*PROMPT*: Write down every entry below once more, exactly.

*DATA SHOWN*:

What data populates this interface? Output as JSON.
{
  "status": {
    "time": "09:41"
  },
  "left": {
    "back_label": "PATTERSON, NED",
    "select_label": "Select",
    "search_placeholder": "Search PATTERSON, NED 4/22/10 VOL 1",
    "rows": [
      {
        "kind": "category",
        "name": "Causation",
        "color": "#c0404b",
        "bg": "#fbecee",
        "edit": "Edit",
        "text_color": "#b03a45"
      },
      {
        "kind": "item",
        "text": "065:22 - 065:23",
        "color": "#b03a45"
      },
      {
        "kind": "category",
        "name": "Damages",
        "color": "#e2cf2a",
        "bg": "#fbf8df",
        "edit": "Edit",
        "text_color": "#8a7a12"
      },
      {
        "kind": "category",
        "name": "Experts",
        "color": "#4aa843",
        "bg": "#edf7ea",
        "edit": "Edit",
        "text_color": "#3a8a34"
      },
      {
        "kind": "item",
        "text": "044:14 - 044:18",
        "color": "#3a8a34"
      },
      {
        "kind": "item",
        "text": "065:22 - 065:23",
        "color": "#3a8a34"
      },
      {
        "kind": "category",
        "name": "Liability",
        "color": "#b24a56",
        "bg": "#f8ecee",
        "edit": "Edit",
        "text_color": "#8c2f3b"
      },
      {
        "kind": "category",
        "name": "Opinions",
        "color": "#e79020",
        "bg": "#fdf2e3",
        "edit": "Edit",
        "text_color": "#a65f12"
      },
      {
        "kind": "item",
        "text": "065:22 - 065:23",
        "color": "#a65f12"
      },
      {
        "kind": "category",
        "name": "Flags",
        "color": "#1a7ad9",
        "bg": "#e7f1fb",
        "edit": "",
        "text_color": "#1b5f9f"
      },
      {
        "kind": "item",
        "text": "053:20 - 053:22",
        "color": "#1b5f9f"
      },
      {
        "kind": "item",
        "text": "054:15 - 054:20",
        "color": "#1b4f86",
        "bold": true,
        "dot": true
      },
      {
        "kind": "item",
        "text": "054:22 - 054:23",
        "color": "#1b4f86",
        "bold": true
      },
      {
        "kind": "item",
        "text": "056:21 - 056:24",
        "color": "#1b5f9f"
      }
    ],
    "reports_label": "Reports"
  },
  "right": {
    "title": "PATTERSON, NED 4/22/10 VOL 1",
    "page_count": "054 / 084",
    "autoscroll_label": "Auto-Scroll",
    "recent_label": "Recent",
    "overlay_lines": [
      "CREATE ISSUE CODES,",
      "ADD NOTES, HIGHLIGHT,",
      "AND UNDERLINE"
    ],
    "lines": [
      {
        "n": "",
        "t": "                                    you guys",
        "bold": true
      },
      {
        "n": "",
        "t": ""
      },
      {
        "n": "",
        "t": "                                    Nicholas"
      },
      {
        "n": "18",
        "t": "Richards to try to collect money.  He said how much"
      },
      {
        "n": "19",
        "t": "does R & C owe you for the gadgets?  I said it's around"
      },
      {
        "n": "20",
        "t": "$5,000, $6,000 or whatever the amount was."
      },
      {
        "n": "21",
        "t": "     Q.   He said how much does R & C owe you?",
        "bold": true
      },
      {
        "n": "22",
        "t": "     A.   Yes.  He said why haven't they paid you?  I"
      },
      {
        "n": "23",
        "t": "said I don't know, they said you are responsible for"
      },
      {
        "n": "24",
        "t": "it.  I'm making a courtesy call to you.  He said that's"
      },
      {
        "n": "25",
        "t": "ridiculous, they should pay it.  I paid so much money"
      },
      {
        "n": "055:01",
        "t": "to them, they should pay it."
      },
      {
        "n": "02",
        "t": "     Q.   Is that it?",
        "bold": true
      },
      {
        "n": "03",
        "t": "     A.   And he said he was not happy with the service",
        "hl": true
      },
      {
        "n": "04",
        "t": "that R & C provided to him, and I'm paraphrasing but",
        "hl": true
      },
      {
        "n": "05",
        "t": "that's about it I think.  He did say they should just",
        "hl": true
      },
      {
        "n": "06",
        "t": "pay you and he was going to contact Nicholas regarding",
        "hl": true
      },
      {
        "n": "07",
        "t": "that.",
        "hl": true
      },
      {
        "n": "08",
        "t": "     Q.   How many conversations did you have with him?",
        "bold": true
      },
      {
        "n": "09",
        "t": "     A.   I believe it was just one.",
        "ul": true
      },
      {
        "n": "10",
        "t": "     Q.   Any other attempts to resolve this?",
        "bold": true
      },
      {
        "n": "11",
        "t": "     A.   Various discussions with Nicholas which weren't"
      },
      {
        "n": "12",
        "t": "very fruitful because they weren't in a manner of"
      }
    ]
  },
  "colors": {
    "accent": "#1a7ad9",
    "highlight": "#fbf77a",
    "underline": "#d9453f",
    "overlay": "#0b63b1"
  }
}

*RESPONSE TO THE EXERCISE*:
What data populates this interface? Output as JSON.
{
  "status": {
    "time": "09:41"
  },
  "left": {
    "back_label": "PATTERSON, NED",
    "select_label": "Select",
    "search_placeholder": "Search PATTERSON, NED 4/22/10 VOL 1",
    "rows": [
      {
        "kind": "category",
        "name": "Causation",
        "color": "#c0404b",
        "bg": "#fbecee",
        "edit": "Edit",
        "text_color": "#b03a45"
      },
      {
        "kind": "item",
        "text": "065:22 - 065:23",
        "color": "#b03a45"
      },
      {
        "kind": "category",
        "name": "Damages",
        "color": "#e2cf2a",
        "bg": "#fbf8df",
        "edit": "Edit",
        "text_color": "#8a7a12"
      },
      {
        "kind": "category",
        "name": "Experts",
        "color": "#4aa843",
        "bg": "#edf7ea",
        "edit": "Edit",
        "text_color": "#3a8a34"
      },
      {
        "kind": "item",
        "text": "044:14 - 044:18",
        "color": "#3a8a34"
      },
      {
        "kind": "item",
        "text": "065:22 - 065:23",
        "color": "#3a8a34"
      },
      {
        "kind": "category",
        "name": "Liability",
        "color": "#b24a56",
        "bg": "#f8ecee",
        "edit": "Edit",
        "text_color": "#8c2f3b"
      },
      {
        "kind": "category",
        "name": "Opinions",
        "color": "#e79020",
        "bg": "#fdf2e3",
        "edit": "Edit",
        "text_color": "#a65f12"
      },
      {
        "kind": "item",
        "text": "065:22 - 065:23",
        "color": "#a65f12"
      },
      {
        "kind": "category",
        "name": "Flags",
        "color": "#1a7ad9",
        "bg": "#e7f1fb",
        "edit": "",
        "text_color": "#1b5f9f"
      },
      {
        "kind": "item",
        "text": "053:20 - 053:22",
        "color": "#1b5f9f"
      },
      {
        "kind": "item",
        "text": "054:15 - 054:20",
        "color": "#1b4f86",
        "bold": true,
        "dot": true
      },
      {
        "kind": "item",
        "text": "054:22 - 054:23",
        "color": "#1b4f86",
        "bold": true
      },
      {
        "kind": "item",
        "text": "056:21 - 056:24",
        "color": "#1b5f9f"
      }
    ],
    "reports_label": "Reports"
  },
  "right": {
    "title": "PATTERSON, NED 4/22/10 VOL 1",
    "page_count": "054 / 084",
    "autoscroll_label": "Auto-Scroll",
    "recent_label": "Recent",
    "overlay_lines": [
      "CREATE ISSUE CODES,",
      "ADD NOTES, HIGHLIGHT,",
      "AND UNDERLINE"
    ],
    "lines": [
      {
        "n": "",
        "t": "                                    you guys",
        "bold": true
      },
      {
        "n": "",
        "t": ""
      },
      {
        "n": "",
        "t": "                                    Nicholas"
      },
      {
        "n": "18",
        "t": "Richards to try to collect money.  He said how much"
      },
      {
        "n": "19",
        "t": "does R & C owe you for the gadgets?  I said it's around"
      },
      {
        "n": "20",
        "t": "$5,000, $6,000 or whatever the amount was."
      },
      {
        "n": "21",
        "t": "     Q.   He said how much does R & C owe you?",
        "bold": true
      },
      {
        "n": "22",
        "t": "     A.   Yes.  He said why haven't they paid you?  I"
      },
      {
        "n": "23",
        "t": "said I don't know, they said you are responsible for"
      },
      {
        "n": "24",
        "t": "it.  I'm making a courtesy call to you.  He said that's"
      },
      {
        "n": "25",
        "t": "ridiculous, they should pay it.  I paid so much money"
      },
      {
        "n": "055:01",
        "t": "to them, they should pay it."
      },
      {
        "n": "02",
        "t": "     Q.   Is that it?",
        "bold": true
      },
      {
        "n": "03",
        "t": "     A.   And he said he was not happy with the service",
        "hl": true
      },
      {
        "n": "04",
        "t": "that R & C provided to him, and I'm paraphrasing but",
        "hl": true
      },
      {
        "n": "05",
        "t": "that's about it I think.  He did say they should just",
        "hl": true
      },
      {
        "n": "06",
        "t": "pay you and he was going to contact Nicholas regarding",
        "hl": true
      },
      {
        "n": "07",
        "t": "that.",
        "hl": true
      },
      {
        "n": "08",
        "t": "     Q.   How many conversations did you have with him?",
        "bold": true
      },
      {
        "n": "09",
        "t": "     A.   I believe it was just one.",
        "ul": true
      },
      {
        "n": "10",
        "t": "     Q.   Any other attempts to resolve this?",
        "bold": true
      },
      {
        "n": "11",
        "t": "     A.   Various discussions with Nicholas which weren't"
      },
      {
        "n": "12",
        "t": "very fruitful because they weren't in a manner of"
      }
    ]
  },
  "colors": {
    "accent": "#1a7ad9",
    "highlight": "#fbf77a",
    "underline": "#d9453f",
    "overlay": "#0b63b1"
  }
}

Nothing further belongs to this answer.